### Data to process

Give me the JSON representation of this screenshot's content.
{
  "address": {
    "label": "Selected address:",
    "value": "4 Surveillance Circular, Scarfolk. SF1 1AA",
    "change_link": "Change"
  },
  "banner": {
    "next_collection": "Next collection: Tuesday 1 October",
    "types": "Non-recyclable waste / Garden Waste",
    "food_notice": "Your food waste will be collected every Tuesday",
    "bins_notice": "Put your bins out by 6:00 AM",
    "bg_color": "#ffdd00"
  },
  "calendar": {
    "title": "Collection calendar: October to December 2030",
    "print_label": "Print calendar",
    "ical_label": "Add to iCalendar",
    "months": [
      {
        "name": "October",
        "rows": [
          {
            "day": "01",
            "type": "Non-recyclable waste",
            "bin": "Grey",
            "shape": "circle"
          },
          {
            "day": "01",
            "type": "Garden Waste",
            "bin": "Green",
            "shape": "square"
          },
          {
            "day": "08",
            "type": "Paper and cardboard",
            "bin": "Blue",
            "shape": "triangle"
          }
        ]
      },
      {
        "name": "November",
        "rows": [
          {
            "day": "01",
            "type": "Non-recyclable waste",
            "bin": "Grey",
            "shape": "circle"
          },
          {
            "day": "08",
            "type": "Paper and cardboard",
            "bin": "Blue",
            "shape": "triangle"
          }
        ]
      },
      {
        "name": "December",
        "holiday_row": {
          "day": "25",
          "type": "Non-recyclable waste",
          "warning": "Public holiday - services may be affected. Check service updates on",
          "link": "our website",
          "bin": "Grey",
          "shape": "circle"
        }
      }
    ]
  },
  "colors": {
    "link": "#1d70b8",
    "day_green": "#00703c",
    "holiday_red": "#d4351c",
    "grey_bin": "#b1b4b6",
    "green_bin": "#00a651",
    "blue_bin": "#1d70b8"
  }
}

### Written exercise
Output the full listing without altering anything.

### Finished task
Give me the JSON representation of this screenshot's content.
{
  "address": {
    "label": "Selected address:",
    "value": "4 Surveillance Circular, Scarfolk. SF1 1AA",
    "change_link": "Change"
  },
  "banner": {
    "next_collection": "Next collection: Tuesday 1 October",
    "types": "Non-recyclable waste / Garden Waste",
    "food_notice": "Your food waste will be collected every Tuesday",
    "bins_notice": "Put your bins out by 6:00 AM",
    "bg_color": "#ffdd00"
  },
  "calendar": {
    "title": "Collection calendar: October to December 2030",
    "print_label": "Print calendar",
    "ical_label": "Add to iCalendar",
    "months": [
      {
        "name": "October",
        "rows": [
          {
            "day": "01",
            "type": "Non-recyclable waste",
            "bin": "Grey",
            "shape": "circle"
          },
          {
            "day": "01",
            "type": "Garden Waste",
            "bin": "Green",
            "shape": "square"
          },
          {
            "day": "08",
            "type": "Paper and cardboard",
            "bin": "Blue",
            "shape": "triangle"
          }
        ]
      },
      {
        "name": "November",
        "rows": [
          {
            "day": "01",
            "type": "Non-recyclable waste",
            "bin": "Grey",
            "shape": "circle"
          },
          {
            "day": "08",
            "type": "Paper and cardboard",
            "bin": "Blue",
            "shape": "triangle"
          }
        ]
      },
      {
        "name": "December",
        "holiday_row": {
          "day": "25",
          "type": "Non-recyclable waste",
          "warning": "Public holiday - services may be affected. Check service updates on",
          "link": "our website",
          "bin": "Grey",
          "shape": "circle"
        }
      }
    ]
  },
  "colors": {
    "link": "#1d70b8",
    "day_green": "#00703c",
    "holiday_red": "#d4351c",
    "grey_bin": "#b1b4b6",
    "green_bin": "#00a651",
    "blue_bin": "#1d70b8"
  }
}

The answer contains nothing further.